PROMPT: Below are the records; copy each line in them that holds the word "ylabel".

· · · ·

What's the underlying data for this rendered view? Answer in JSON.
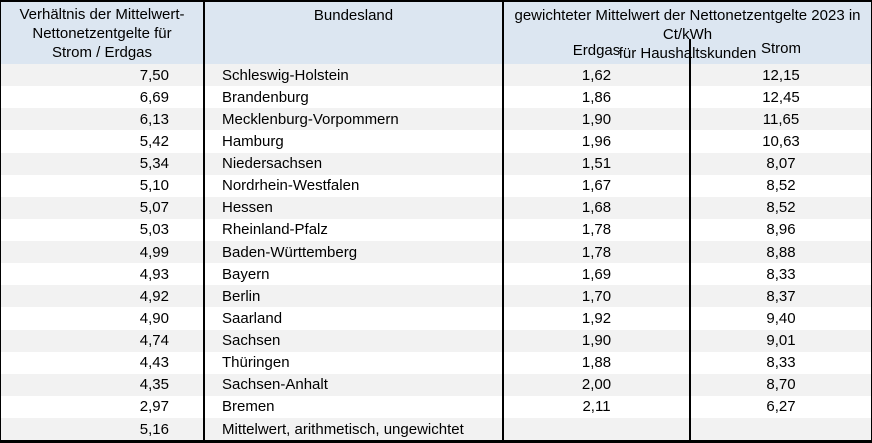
{
  "colors": {
    "header_bg": "#dce6f1",
    "stripe_bg": "#f2f2f2",
    "border": "#000000",
    "text": "#000000"
  },
  "header": {
    "ratio_lines": [
      "Verhältnis der Mittelwert-",
      "Nettonetzentgelte für",
      "Strom / Erdgas"
    ],
    "bundesland": "Bundesland",
    "weighted_lines": [
      "gewichteter Mittelwert der Nettonetzentgelte 2023 in Ct/kWh",
      "für Haushaltskunden"
    ],
    "erdgas": "Erdgas",
    "strom": "Strom"
  },
  "chart_data": {
    "type": "table",
    "title": "gewichteter Mittelwert der Nettonetzentgelte 2023 in Ct/kWh für Haushaltskunden",
    "columns": [
      "Verhältnis der Mittelwert-Nettonetzentgelte für Strom / Erdgas",
      "Bundesland",
      "Erdgas",
      "Strom"
    ],
    "column_group_header": "gewichteter Mittelwert der Nettonetzentgelte 2023 in Ct/kWh für Haushaltskunden",
    "rows": [
      [
        "7,50",
        "Schleswig-Holstein",
        "1,62",
        "12,15"
      ],
      [
        "6,69",
        "Brandenburg",
        "1,86",
        "12,45"
      ],
      [
        "6,13",
        "Mecklenburg-Vorpommern",
        "1,90",
        "11,65"
      ],
      [
        "5,42",
        "Hamburg",
        "1,96",
        "10,63"
      ],
      [
        "5,34",
        "Niedersachsen",
        "1,51",
        "8,07"
      ],
      [
        "5,10",
        "Nordrhein-Westfalen",
        "1,67",
        "8,52"
      ],
      [
        "5,07",
        "Hessen",
        "1,68",
        "8,52"
      ],
      [
        "5,03",
        "Rheinland-Pfalz",
        "1,78",
        "8,96"
      ],
      [
        "4,99",
        "Baden-Württemberg",
        "1,78",
        "8,88"
      ],
      [
        "4,93",
        "Bayern",
        "1,69",
        "8,33"
      ],
      [
        "4,92",
        "Berlin",
        "1,70",
        "8,37"
      ],
      [
        "4,90",
        "Saarland",
        "1,92",
        "9,40"
      ],
      [
        "4,74",
        "Sachsen",
        "1,90",
        "9,01"
      ],
      [
        "4,43",
        "Thüringen",
        "1,88",
        "8,33"
      ],
      [
        "4,35",
        "Sachsen-Anhalt",
        "2,00",
        "8,70"
      ],
      [
        "2,97",
        "Bremen",
        "2,11",
        "6,27"
      ],
      [
        "5,16",
        "Mittelwert, arithmetisch, ungewichtet",
        "",
        ""
      ]
    ]
  }
}
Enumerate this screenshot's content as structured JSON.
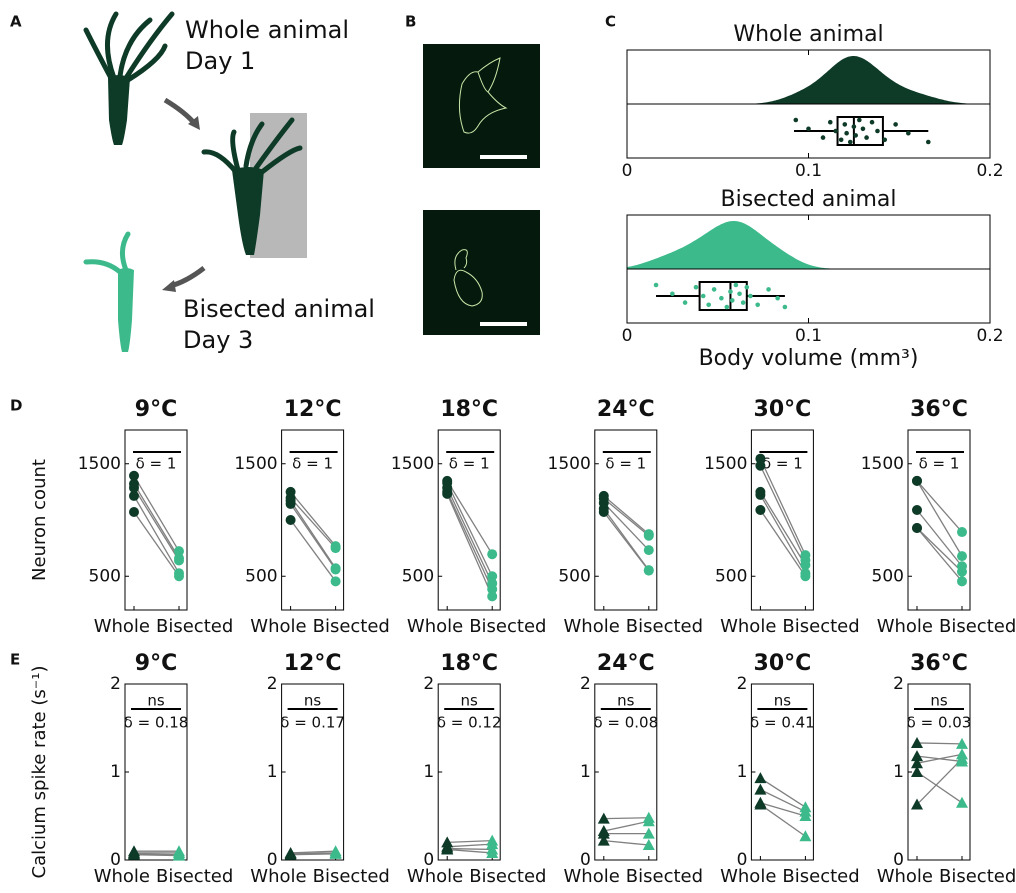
{
  "panel_a": {
    "label": "A",
    "top_text": "Whole animal",
    "top_day": "Day 1",
    "bottom_text": "Bisected animal",
    "bottom_day": "Day 3"
  },
  "panel_b": {
    "label": "B"
  },
  "chart_data": [
    {
      "type": "raincloud",
      "panel_label": "C",
      "title": "Whole animal",
      "color": "#0e3a28",
      "values": [
        0.093,
        0.1,
        0.108,
        0.112,
        0.115,
        0.118,
        0.12,
        0.121,
        0.123,
        0.125,
        0.126,
        0.128,
        0.13,
        0.132,
        0.135,
        0.138,
        0.142,
        0.148,
        0.155,
        0.166
      ],
      "box": {
        "whisker_low": 0.092,
        "q1": 0.116,
        "median": 0.125,
        "q3": 0.141,
        "whisker_high": 0.166
      },
      "xlim": [
        0,
        0.2
      ],
      "xticks": [
        0,
        0.1,
        0.2
      ]
    },
    {
      "type": "raincloud",
      "title": "Bisected animal",
      "color": "#3dba8c",
      "xlabel": "Body volume (mm³)",
      "values": [
        0.016,
        0.025,
        0.032,
        0.038,
        0.042,
        0.045,
        0.048,
        0.052,
        0.055,
        0.057,
        0.058,
        0.06,
        0.062,
        0.064,
        0.066,
        0.068,
        0.072,
        0.078,
        0.083,
        0.087
      ],
      "box": {
        "whisker_low": 0.016,
        "q1": 0.04,
        "median": 0.057,
        "q3": 0.066,
        "whisker_high": 0.087
      },
      "xlim": [
        0,
        0.2
      ],
      "xticks": [
        0,
        0.1,
        0.2
      ]
    },
    {
      "type": "paired",
      "panel_label": "D",
      "ylabel": "Neuron count",
      "marker": "circle",
      "categories": [
        "Whole",
        "Bisected"
      ],
      "colors": [
        "#0e3a28",
        "#3dba8c"
      ],
      "ylim": [
        200,
        1800
      ],
      "yticks": [
        500,
        1500
      ],
      "panels": [
        {
          "title": "9°C",
          "annotation": "δ = 1",
          "values": [
            [
              1393,
              1321,
              1286,
              1214,
              1071
            ],
            [
              723,
              661,
              640,
              527,
              500
            ]
          ]
        },
        {
          "title": "12°C",
          "annotation": "δ = 1",
          "values": [
            [
              1250,
              1196,
              1170,
              1143,
              1000
            ],
            [
              768,
              750,
              571,
              560,
              455
            ]
          ]
        },
        {
          "title": "18°C",
          "annotation": "δ = 1",
          "values": [
            [
              1348,
              1330,
              1286,
              1250,
              1232
            ],
            [
              696,
              500,
              437,
              384,
              321
            ]
          ]
        },
        {
          "title": "24°C",
          "annotation": "δ = 1",
          "values": [
            [
              1214,
              1190,
              1152,
              1100,
              1071
            ],
            [
              875,
              860,
              732,
              554,
              550
            ]
          ]
        },
        {
          "title": "30°C",
          "annotation": "δ = 1",
          "values": [
            [
              1545,
              1482,
              1250,
              1223,
              1089
            ],
            [
              688,
              643,
              600,
              527,
              500
            ]
          ]
        },
        {
          "title": "36°C",
          "annotation": "δ = 1",
          "values": [
            [
              1348,
              1348,
              1089,
              929,
              929
            ],
            [
              893,
              679,
              589,
              540,
              455
            ]
          ]
        }
      ]
    },
    {
      "type": "paired",
      "panel_label": "E",
      "ylabel": "Calcium spike rate (s⁻¹)",
      "marker": "triangle",
      "categories": [
        "Whole",
        "Bisected"
      ],
      "colors": [
        "#0e3a28",
        "#3dba8c"
      ],
      "ylim": [
        0,
        2
      ],
      "yticks": [
        0,
        1,
        2
      ],
      "panels": [
        {
          "title": "9°C",
          "significance": "ns",
          "annotation": "δ = 0.18",
          "values": [
            [
              0.1,
              0.08,
              0.07,
              0.06
            ],
            [
              0.1,
              0.08,
              0.06,
              0.05
            ]
          ]
        },
        {
          "title": "12°C",
          "significance": "ns",
          "annotation": "δ = 0.17",
          "values": [
            [
              0.08,
              0.07,
              0.06
            ],
            [
              0.1,
              0.08,
              0.07
            ]
          ]
        },
        {
          "title": "18°C",
          "significance": "ns",
          "annotation": "δ = 0.12",
          "values": [
            [
              0.2,
              0.15,
              0.13,
              0.12
            ],
            [
              0.22,
              0.18,
              0.12,
              0.08
            ]
          ]
        },
        {
          "title": "24°C",
          "significance": "ns",
          "annotation": "δ = 0.08",
          "values": [
            [
              0.47,
              0.33,
              0.3,
              0.22
            ],
            [
              0.48,
              0.44,
              0.3,
              0.17
            ]
          ]
        },
        {
          "title": "30°C",
          "significance": "ns",
          "annotation": "δ = 0.41",
          "values": [
            [
              0.93,
              0.8,
              0.65,
              0.63
            ],
            [
              0.6,
              0.55,
              0.5,
              0.27
            ]
          ]
        },
        {
          "title": "36°C",
          "significance": "ns",
          "annotation": "δ = 0.03",
          "values": [
            [
              1.33,
              1.18,
              1.1,
              1.0,
              0.63
            ],
            [
              1.32,
              1.12,
              1.2,
              0.65,
              1.15
            ]
          ]
        }
      ]
    }
  ]
}
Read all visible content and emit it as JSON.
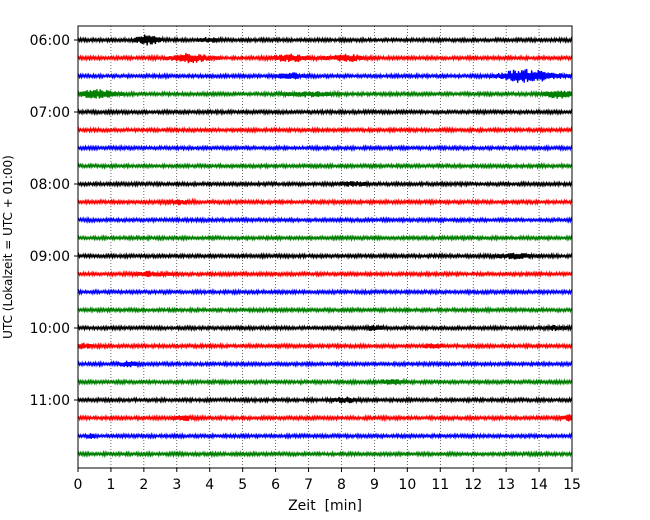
{
  "chart_data": {
    "type": "line",
    "title": "",
    "xlabel": "Zeit  [min]",
    "ylabel": "UTC (Lokalzeit = UTC + 01:00)",
    "xlim": [
      0,
      15
    ],
    "x_ticks": [
      "0",
      "1",
      "2",
      "3",
      "4",
      "5",
      "6",
      "7",
      "8",
      "9",
      "10",
      "11",
      "12",
      "13",
      "14",
      "15"
    ],
    "y_ticks": [
      "06:00",
      "07:00",
      "08:00",
      "09:00",
      "10:00",
      "11:00"
    ],
    "grid": "vertical-dotted",
    "trace_count": 24,
    "trace_interval_min": 15,
    "trace_colors": [
      "#000000",
      "#ff0000",
      "#0000ff",
      "#008000"
    ],
    "bursts": [
      {
        "trace": 0,
        "x": 2.1,
        "amplitude": 2.6,
        "width": 0.35
      },
      {
        "trace": 0,
        "x": 4.0,
        "amplitude": 1.2,
        "width": 0.25
      },
      {
        "trace": 1,
        "x": 3.4,
        "amplitude": 2.4,
        "width": 0.6
      },
      {
        "trace": 1,
        "x": 6.5,
        "amplitude": 1.8,
        "width": 0.6
      },
      {
        "trace": 1,
        "x": 8.2,
        "amplitude": 1.6,
        "width": 0.5
      },
      {
        "trace": 2,
        "x": 6.5,
        "amplitude": 1.4,
        "width": 0.4
      },
      {
        "trace": 2,
        "x": 13.3,
        "amplitude": 2.6,
        "width": 0.5
      },
      {
        "trace": 2,
        "x": 14.0,
        "amplitude": 2.6,
        "width": 0.6
      },
      {
        "trace": 3,
        "x": 0.6,
        "amplitude": 2.4,
        "width": 0.5
      },
      {
        "trace": 3,
        "x": 14.6,
        "amplitude": 2.0,
        "width": 0.4
      },
      {
        "trace": 3,
        "x": 7.0,
        "amplitude": 1.2,
        "width": 0.6
      },
      {
        "trace": 8,
        "x": 8.3,
        "amplitude": 1.0,
        "width": 0.4
      },
      {
        "trace": 9,
        "x": 3.0,
        "amplitude": 1.0,
        "width": 0.4
      },
      {
        "trace": 12,
        "x": 13.3,
        "amplitude": 1.2,
        "width": 0.5
      },
      {
        "trace": 13,
        "x": 2.2,
        "amplitude": 1.0,
        "width": 0.5
      },
      {
        "trace": 16,
        "x": 9.0,
        "amplitude": 1.0,
        "width": 0.3
      },
      {
        "trace": 16,
        "x": 14.5,
        "amplitude": 1.1,
        "width": 0.3
      },
      {
        "trace": 17,
        "x": 0.2,
        "amplitude": 1.2,
        "width": 0.3
      },
      {
        "trace": 17,
        "x": 10.8,
        "amplitude": 1.1,
        "width": 0.3
      },
      {
        "trace": 18,
        "x": 1.5,
        "amplitude": 1.1,
        "width": 0.3
      },
      {
        "trace": 19,
        "x": 9.5,
        "amplitude": 1.2,
        "width": 0.3
      },
      {
        "trace": 20,
        "x": 8.1,
        "amplitude": 1.2,
        "width": 0.35
      },
      {
        "trace": 21,
        "x": 3.2,
        "amplitude": 1.1,
        "width": 0.3
      },
      {
        "trace": 21,
        "x": 14.9,
        "amplitude": 1.4,
        "width": 0.2
      },
      {
        "trace": 22,
        "x": 0.4,
        "amplitude": 1.0,
        "width": 0.15
      }
    ]
  }
}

· · · ·

WRITTEN SOLUTION:
      "ylabel": "Neuron count",
      "ylabel": "Calcium spike rate (s⁻¹)",
    "ylabel": "UTC (Lokalzeit = UTC + 01:00)",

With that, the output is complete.